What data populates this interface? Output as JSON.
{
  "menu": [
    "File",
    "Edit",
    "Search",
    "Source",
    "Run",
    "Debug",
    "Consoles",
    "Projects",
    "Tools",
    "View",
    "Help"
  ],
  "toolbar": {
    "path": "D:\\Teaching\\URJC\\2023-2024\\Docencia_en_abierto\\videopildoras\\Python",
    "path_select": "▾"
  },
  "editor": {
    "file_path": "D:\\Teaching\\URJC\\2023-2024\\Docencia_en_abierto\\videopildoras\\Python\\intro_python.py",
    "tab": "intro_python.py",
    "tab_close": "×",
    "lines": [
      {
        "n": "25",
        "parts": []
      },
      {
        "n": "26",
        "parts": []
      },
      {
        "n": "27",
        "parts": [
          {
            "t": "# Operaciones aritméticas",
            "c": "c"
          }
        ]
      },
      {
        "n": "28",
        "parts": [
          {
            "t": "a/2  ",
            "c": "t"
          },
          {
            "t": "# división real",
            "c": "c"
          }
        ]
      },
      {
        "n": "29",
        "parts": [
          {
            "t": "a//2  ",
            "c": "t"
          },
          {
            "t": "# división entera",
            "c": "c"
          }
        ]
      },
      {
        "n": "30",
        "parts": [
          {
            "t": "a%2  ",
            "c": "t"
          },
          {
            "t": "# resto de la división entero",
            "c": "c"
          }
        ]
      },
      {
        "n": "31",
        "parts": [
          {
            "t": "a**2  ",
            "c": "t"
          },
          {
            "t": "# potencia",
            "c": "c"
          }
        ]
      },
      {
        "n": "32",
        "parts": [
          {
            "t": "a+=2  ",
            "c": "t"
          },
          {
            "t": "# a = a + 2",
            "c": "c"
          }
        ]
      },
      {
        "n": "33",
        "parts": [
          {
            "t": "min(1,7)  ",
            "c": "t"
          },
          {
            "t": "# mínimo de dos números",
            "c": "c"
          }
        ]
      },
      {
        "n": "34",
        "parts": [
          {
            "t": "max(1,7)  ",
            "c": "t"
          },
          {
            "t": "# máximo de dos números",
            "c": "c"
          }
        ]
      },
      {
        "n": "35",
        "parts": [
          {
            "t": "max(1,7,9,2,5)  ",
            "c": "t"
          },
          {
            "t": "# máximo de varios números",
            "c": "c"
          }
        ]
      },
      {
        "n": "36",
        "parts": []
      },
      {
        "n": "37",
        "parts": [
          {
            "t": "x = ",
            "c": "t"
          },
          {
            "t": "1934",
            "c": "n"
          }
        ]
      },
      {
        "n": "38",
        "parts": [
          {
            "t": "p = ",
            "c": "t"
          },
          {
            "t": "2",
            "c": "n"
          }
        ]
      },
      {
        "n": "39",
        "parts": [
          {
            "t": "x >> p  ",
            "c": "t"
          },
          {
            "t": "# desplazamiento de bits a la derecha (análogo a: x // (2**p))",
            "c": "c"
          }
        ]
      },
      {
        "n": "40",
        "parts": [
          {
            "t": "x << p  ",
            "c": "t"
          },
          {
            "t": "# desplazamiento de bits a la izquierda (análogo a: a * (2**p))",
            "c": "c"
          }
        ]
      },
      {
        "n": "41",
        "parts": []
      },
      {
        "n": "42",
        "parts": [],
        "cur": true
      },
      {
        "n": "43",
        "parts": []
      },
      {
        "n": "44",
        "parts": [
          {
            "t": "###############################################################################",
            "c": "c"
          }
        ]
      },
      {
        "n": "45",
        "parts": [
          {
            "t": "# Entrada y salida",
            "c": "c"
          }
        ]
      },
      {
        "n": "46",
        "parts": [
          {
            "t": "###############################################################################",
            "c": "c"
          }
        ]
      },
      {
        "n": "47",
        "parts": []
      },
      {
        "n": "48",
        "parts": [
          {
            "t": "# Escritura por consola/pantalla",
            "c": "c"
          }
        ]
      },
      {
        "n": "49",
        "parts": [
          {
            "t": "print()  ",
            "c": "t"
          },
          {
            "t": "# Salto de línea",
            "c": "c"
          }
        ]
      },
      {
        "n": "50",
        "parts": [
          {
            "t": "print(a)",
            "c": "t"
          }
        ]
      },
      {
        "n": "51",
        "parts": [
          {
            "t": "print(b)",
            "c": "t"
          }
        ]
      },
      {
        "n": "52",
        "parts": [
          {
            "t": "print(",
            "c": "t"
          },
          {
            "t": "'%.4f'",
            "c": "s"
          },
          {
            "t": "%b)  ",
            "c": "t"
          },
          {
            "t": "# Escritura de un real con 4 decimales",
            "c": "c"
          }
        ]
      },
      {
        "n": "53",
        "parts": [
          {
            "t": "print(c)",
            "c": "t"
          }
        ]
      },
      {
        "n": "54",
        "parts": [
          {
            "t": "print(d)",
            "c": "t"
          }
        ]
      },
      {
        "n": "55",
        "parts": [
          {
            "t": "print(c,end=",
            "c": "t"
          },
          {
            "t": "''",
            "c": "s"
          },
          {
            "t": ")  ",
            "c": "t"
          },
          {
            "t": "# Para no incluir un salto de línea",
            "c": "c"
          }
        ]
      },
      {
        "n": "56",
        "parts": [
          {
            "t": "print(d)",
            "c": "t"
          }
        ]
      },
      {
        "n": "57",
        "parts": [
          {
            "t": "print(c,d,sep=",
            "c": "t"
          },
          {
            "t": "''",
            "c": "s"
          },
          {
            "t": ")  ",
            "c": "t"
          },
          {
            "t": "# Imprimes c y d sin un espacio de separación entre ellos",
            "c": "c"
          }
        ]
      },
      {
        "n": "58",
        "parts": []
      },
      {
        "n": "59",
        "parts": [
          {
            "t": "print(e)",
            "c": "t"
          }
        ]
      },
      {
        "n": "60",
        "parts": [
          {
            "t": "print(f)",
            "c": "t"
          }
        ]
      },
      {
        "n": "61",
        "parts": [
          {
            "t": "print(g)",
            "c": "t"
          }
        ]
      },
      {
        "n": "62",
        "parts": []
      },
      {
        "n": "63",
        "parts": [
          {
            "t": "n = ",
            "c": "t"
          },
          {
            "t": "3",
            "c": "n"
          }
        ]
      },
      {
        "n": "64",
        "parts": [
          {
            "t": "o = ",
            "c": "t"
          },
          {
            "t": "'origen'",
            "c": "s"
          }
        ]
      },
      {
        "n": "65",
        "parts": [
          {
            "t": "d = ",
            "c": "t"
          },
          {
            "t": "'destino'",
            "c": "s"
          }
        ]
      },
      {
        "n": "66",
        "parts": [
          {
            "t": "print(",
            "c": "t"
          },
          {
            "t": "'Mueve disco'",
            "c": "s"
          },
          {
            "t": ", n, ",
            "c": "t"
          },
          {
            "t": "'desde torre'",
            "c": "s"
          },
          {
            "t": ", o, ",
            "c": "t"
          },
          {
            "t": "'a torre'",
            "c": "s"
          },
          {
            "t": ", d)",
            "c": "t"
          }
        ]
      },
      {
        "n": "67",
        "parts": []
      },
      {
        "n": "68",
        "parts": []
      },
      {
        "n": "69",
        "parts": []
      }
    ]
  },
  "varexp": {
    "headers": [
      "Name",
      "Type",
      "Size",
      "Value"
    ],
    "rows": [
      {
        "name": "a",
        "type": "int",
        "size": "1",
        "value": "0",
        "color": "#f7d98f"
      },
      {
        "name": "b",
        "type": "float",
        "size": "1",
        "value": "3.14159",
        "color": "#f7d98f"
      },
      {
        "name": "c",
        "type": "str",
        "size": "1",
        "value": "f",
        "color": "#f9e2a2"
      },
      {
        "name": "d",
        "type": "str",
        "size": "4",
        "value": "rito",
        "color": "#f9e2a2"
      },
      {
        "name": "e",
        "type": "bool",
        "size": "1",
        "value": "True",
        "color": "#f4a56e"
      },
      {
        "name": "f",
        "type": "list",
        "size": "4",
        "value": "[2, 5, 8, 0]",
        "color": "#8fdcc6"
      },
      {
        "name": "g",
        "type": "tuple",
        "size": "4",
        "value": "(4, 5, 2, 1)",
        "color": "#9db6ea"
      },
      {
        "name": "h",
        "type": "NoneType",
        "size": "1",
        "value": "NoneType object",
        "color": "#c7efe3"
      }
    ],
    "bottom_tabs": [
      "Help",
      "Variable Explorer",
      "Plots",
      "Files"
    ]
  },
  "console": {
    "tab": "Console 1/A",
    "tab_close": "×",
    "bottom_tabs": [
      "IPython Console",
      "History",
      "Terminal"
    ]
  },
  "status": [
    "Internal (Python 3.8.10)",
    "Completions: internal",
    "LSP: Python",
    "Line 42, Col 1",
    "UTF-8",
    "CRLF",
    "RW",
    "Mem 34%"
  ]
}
* * * * * * * * *
Exercise – Say how many lines in the records above hold "línea", and give no other text.

Full answer – 2